Extracted records

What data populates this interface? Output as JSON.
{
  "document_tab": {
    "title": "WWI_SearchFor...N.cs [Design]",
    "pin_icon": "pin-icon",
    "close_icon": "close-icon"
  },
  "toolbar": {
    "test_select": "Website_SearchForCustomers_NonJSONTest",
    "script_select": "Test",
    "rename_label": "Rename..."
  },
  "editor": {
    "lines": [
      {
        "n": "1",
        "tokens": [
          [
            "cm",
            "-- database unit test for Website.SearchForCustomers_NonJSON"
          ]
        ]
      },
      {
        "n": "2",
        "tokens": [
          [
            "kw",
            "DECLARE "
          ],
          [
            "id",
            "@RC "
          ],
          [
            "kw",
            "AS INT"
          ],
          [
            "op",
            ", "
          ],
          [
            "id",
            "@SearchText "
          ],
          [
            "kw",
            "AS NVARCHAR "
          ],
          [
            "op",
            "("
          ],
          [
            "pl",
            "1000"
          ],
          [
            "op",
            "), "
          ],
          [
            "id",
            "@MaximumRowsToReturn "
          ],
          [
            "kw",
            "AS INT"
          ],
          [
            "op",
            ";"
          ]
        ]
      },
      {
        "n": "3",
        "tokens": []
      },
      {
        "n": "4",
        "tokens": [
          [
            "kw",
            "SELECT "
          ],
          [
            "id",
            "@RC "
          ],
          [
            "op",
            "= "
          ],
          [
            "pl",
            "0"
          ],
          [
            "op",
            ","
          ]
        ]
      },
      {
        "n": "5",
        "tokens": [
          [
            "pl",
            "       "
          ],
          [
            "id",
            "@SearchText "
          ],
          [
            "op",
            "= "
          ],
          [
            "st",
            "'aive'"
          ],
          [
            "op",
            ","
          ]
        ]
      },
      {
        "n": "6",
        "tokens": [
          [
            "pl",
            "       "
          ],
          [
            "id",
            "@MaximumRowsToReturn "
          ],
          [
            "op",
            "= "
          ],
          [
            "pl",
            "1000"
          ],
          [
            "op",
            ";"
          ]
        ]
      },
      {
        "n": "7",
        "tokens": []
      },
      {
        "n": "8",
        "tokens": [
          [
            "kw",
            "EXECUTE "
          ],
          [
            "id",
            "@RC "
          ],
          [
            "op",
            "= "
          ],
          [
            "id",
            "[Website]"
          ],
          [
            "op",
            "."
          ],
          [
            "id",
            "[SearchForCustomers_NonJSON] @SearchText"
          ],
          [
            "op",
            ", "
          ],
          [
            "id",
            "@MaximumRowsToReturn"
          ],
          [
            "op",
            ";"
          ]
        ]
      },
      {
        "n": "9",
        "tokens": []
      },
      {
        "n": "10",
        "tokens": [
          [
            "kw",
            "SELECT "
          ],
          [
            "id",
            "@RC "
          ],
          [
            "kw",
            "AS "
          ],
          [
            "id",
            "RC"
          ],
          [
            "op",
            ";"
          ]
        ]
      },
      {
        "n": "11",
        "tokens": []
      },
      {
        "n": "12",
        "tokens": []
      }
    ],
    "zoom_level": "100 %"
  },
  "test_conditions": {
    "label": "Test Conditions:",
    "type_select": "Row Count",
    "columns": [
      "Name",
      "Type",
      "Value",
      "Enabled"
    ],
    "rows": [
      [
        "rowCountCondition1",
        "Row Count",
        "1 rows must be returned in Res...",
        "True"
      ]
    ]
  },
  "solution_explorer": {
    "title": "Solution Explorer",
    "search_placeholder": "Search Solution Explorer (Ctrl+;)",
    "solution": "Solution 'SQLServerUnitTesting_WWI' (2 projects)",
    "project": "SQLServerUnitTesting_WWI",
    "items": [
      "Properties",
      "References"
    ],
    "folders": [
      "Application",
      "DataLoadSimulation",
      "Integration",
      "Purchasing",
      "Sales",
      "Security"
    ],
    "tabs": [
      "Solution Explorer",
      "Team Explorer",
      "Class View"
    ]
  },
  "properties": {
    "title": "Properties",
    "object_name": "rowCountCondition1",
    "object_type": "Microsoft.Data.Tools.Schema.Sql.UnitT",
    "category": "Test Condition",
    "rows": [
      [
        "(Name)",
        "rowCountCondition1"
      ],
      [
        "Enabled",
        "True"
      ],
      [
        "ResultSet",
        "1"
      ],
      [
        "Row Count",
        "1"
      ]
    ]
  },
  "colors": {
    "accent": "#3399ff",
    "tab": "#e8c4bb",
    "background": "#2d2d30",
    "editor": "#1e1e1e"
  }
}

_What you need to do_
Please reproduce every line of the material word for word.

_Written answer_
What data populates this interface? Output as JSON.
{
  "document_tab": {
    "title": "WWI_SearchFor...N.cs [Design]",
    "pin_icon": "pin-icon",
    "close_icon": "close-icon"
  },
  "toolbar": {
    "test_select": "Website_SearchForCustomers_NonJSONTest",
    "script_select": "Test",
    "rename_label": "Rename..."
  },
  "editor": {
    "lines": [
      {
        "n": "1",
        "tokens": [
          [
            "cm",
            "-- database unit test for Website.SearchForCustomers_NonJSON"
          ]
        ]
      },
      {
        "n": "2",
        "tokens": [
          [
            "kw",
            "DECLARE "
          ],
          [
            "id",
            "@RC "
          ],
          [
            "kw",
            "AS INT"
          ],
          [
            "op",
            ", "
          ],
          [
            "id",
            "@SearchText "
          ],
          [
            "kw",
            "AS NVARCHAR "
          ],
          [
            "op",
            "("
          ],
          [
            "pl",
            "1000"
          ],
          [
            "op",
            "), "
          ],
          [
            "id",
            "@MaximumRowsToReturn "
          ],
          [
            "kw",
            "AS INT"
          ],
          [
            "op",
            ";"
          ]
        ]
      },
      {
        "n": "3",
        "tokens": []
      },
      {
        "n": "4",
        "tokens": [
          [
            "kw",
            "SELECT "
          ],
          [
            "id",
            "@RC "
          ],
          [
            "op",
            "= "
          ],
          [
            "pl",
            "0"
          ],
          [
            "op",
            ","
          ]
        ]
      },
      {
        "n": "5",
        "tokens": [
          [
            "pl",
            "       "
          ],
          [
            "id",
            "@SearchText "
          ],
          [
            "op",
            "= "
          ],
          [
            "st",
            "'aive'"
          ],
          [
            "op",
            ","
          ]
        ]
      },
      {
        "n": "6",
        "tokens": [
          [
            "pl",
            "       "
          ],
          [
            "id",
            "@MaximumRowsToReturn "
          ],
          [
            "op",
            "= "
          ],
          [
            "pl",
            "1000"
          ],
          [
            "op",
            ";"
          ]
        ]
      },
      {
        "n": "7",
        "tokens": []
      },
      {
        "n": "8",
        "tokens": [
          [
            "kw",
            "EXECUTE "
          ],
          [
            "id",
            "@RC "
          ],
          [
            "op",
            "= "
          ],
          [
            "id",
            "[Website]"
          ],
          [
            "op",
            "."
          ],
          [
            "id",
            "[SearchForCustomers_NonJSON] @SearchText"
          ],
          [
            "op",
            ", "
          ],
          [
            "id",
            "@MaximumRowsToReturn"
          ],
          [
            "op",
            ";"
          ]
        ]
      },
      {
        "n": "9",
        "tokens": []
      },
      {
        "n": "10",
        "tokens": [
          [
            "kw",
            "SELECT "
          ],
          [
            "id",
            "@RC "
          ],
          [
            "kw",
            "AS "
          ],
          [
            "id",
            "RC"
          ],
          [
            "op",
            ";"
          ]
        ]
      },
      {
        "n": "11",
        "tokens": []
      },
      {
        "n": "12",
        "tokens": []
      }
    ],
    "zoom_level": "100 %"
  },
  "test_conditions": {
    "label": "Test Conditions:",
    "type_select": "Row Count",
    "columns": [
      "Name",
      "Type",
      "Value",
      "Enabled"
    ],
    "rows": [
      [
        "rowCountCondition1",
        "Row Count",
        "1 rows must be returned in Res...",
        "True"
      ]
    ]
  },
  "solution_explorer": {
    "title": "Solution Explorer",
    "search_placeholder": "Search Solution Explorer (Ctrl+;)",
    "solution": "Solution 'SQLServerUnitTesting_WWI' (2 projects)",
    "project": "SQLServerUnitTesting_WWI",
    "items": [
      "Properties",
      "References"
    ],
    "folders": [
      "Application",
      "DataLoadSimulation",
      "Integration",
      "Purchasing",
      "Sales",
      "Security"
    ],
    "tabs": [
      "Solution Explorer",
      "Team Explorer",
      "Class View"
    ]
  },
  "properties": {
    "title": "Properties",
    "object_name": "rowCountCondition1",
    "object_type": "Microsoft.Data.Tools.Schema.Sql.UnitT",
    "category": "Test Condition",
    "rows": [
      [
        "(Name)",
        "rowCountCondition1"
      ],
      [
        "Enabled",
        "True"
      ],
      [
        "ResultSet",
        "1"
      ],
      [
        "Row Count",
        "1"
      ]
    ]
  },
  "colors": {
    "accent": "#3399ff",
    "tab": "#e8c4bb",
    "background": "#2d2d30",
    "editor": "#1e1e1e"
  }
}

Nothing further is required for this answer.